Instructions to follow -> List the lines of this listing that hold the word "юридического".

Supplied records ->

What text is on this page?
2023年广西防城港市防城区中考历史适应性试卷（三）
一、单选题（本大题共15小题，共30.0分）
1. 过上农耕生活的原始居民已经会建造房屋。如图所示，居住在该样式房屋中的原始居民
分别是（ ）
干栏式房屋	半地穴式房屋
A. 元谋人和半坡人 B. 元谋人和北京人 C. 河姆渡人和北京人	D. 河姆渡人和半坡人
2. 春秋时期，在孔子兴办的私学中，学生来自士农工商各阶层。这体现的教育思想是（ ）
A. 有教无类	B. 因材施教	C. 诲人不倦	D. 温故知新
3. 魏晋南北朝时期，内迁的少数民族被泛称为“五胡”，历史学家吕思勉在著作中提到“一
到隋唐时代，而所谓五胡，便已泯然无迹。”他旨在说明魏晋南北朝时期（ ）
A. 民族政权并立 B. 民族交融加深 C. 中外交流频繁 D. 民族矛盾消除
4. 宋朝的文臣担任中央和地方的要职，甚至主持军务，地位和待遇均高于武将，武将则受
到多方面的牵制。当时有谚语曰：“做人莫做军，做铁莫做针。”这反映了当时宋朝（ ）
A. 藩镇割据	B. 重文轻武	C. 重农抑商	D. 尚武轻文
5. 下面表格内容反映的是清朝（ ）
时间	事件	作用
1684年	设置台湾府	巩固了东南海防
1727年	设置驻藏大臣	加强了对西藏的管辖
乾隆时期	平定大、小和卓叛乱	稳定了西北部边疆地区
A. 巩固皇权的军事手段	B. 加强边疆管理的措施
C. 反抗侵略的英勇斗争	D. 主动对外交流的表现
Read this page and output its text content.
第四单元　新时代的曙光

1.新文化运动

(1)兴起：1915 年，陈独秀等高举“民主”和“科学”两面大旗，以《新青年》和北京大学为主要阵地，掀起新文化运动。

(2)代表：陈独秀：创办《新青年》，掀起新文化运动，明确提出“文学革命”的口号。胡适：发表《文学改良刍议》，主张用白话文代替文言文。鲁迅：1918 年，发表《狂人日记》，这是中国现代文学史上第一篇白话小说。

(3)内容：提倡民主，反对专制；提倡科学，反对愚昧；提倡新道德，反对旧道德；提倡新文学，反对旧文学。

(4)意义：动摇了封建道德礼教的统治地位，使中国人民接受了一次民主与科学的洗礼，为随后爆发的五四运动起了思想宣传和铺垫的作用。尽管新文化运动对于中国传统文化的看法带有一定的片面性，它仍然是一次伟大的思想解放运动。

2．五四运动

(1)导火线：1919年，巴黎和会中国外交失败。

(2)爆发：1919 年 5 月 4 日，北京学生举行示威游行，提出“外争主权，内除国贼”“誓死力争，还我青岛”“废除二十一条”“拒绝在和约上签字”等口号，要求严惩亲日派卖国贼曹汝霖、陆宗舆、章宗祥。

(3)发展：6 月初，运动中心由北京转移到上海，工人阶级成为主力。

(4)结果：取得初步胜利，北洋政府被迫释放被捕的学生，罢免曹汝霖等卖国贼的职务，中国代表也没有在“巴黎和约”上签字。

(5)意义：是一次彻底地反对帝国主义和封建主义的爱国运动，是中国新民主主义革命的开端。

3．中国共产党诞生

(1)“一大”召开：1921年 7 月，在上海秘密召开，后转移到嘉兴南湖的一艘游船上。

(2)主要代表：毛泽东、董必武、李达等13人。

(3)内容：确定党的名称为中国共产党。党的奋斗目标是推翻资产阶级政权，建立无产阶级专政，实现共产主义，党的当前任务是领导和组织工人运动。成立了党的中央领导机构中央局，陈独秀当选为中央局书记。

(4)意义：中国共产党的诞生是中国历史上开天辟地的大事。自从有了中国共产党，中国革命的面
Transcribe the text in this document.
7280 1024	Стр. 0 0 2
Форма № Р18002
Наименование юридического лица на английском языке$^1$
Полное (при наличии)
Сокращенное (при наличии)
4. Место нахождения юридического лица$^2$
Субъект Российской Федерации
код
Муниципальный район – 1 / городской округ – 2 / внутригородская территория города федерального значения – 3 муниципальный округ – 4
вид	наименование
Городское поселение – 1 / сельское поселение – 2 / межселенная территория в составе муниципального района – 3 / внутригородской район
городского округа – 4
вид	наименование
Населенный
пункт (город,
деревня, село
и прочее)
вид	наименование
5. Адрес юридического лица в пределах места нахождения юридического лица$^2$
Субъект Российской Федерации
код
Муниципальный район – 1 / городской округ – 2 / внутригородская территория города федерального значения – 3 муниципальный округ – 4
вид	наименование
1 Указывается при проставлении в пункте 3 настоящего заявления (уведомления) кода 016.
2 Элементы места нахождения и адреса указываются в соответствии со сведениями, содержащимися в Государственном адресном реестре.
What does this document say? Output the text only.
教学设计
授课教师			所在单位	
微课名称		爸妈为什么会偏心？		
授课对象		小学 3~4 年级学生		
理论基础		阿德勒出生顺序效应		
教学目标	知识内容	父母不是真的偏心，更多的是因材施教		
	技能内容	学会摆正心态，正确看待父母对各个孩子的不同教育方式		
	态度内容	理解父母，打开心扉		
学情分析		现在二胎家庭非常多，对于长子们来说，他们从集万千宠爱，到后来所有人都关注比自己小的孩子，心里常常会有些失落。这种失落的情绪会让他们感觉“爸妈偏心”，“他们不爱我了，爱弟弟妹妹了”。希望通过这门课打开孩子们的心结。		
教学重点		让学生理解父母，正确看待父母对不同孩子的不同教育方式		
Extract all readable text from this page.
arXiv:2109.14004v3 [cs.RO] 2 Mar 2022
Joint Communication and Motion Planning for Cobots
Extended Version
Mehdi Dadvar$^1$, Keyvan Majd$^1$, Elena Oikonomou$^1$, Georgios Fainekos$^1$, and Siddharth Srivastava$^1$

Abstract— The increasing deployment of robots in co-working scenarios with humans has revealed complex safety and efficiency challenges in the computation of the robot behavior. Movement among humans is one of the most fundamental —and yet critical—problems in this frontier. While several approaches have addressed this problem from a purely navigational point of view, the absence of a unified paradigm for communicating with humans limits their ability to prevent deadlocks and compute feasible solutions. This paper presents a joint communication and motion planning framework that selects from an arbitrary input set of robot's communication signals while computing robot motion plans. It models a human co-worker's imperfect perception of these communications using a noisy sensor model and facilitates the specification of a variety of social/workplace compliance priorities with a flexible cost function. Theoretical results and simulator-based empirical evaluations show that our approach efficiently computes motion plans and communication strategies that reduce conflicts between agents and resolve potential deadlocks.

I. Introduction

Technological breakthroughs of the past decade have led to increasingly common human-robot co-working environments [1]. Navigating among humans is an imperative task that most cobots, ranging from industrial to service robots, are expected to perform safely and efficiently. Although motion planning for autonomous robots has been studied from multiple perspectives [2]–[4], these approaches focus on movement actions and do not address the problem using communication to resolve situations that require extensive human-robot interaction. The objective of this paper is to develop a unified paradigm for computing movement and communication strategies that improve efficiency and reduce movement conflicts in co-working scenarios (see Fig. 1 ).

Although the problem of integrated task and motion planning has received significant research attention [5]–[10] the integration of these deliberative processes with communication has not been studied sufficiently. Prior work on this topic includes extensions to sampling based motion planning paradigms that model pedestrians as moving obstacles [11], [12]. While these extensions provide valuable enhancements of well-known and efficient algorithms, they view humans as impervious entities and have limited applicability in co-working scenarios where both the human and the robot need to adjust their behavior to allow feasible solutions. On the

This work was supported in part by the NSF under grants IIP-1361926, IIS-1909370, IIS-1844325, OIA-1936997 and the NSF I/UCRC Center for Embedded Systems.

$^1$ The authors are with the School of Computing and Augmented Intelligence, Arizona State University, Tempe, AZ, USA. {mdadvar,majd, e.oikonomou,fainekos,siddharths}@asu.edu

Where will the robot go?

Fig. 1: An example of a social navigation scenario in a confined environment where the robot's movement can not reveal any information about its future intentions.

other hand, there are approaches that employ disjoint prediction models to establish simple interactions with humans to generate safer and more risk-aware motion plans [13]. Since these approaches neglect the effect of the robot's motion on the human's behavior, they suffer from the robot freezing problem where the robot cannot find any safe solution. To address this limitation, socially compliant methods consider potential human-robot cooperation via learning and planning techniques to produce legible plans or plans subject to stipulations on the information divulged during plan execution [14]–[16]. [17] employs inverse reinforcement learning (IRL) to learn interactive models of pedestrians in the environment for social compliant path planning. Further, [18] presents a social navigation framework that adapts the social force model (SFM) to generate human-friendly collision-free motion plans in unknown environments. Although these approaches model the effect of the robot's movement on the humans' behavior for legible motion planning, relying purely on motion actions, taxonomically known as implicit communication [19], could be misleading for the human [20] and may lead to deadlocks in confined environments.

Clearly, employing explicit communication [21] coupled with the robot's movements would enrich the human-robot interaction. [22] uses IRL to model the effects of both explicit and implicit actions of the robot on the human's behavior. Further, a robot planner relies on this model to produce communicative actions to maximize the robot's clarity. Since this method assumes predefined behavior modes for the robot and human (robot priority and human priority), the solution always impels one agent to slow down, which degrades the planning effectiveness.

Answer to the exercise ->
Наименование юридического лица на английском языке$^1$
4. Место нахождения юридического лица$^2$
5. Адрес юридического лица в пределах места нахождения юридического лица$^2$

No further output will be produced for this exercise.